Listing:
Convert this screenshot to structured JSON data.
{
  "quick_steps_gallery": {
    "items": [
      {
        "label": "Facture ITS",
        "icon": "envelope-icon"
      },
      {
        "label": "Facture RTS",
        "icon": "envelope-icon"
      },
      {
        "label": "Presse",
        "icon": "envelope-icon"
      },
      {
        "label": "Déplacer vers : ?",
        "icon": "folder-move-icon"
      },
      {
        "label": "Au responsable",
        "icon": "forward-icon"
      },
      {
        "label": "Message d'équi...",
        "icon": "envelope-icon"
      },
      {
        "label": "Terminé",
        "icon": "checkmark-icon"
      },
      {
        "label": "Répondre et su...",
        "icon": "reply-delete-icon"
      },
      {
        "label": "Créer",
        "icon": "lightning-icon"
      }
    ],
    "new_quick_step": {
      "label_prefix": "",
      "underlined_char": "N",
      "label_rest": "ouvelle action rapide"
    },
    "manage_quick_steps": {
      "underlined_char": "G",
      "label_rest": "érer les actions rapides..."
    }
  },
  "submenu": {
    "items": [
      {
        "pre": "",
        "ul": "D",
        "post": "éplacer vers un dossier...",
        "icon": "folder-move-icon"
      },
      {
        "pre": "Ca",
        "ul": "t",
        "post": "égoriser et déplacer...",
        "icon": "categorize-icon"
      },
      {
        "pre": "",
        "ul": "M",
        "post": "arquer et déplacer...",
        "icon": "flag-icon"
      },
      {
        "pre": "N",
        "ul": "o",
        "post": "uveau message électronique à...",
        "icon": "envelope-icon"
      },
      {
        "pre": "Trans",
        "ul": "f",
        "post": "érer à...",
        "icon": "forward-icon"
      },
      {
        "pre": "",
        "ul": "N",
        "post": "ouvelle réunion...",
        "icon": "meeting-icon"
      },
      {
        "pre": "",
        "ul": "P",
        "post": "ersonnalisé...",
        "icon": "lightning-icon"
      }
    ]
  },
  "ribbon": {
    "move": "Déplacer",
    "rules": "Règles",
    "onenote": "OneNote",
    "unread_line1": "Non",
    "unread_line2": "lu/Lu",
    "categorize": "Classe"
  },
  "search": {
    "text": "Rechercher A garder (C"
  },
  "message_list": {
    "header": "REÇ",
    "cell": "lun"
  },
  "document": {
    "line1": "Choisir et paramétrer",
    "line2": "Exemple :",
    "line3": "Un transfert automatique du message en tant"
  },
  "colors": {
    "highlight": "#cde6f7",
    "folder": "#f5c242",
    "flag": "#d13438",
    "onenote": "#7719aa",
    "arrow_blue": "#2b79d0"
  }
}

Goal of the exercise: From the records given above, copy all lines containing "vers".

Result of this exercise:
        "label": "Déplacer vers : ?",
        "post": "éplacer vers un dossier...",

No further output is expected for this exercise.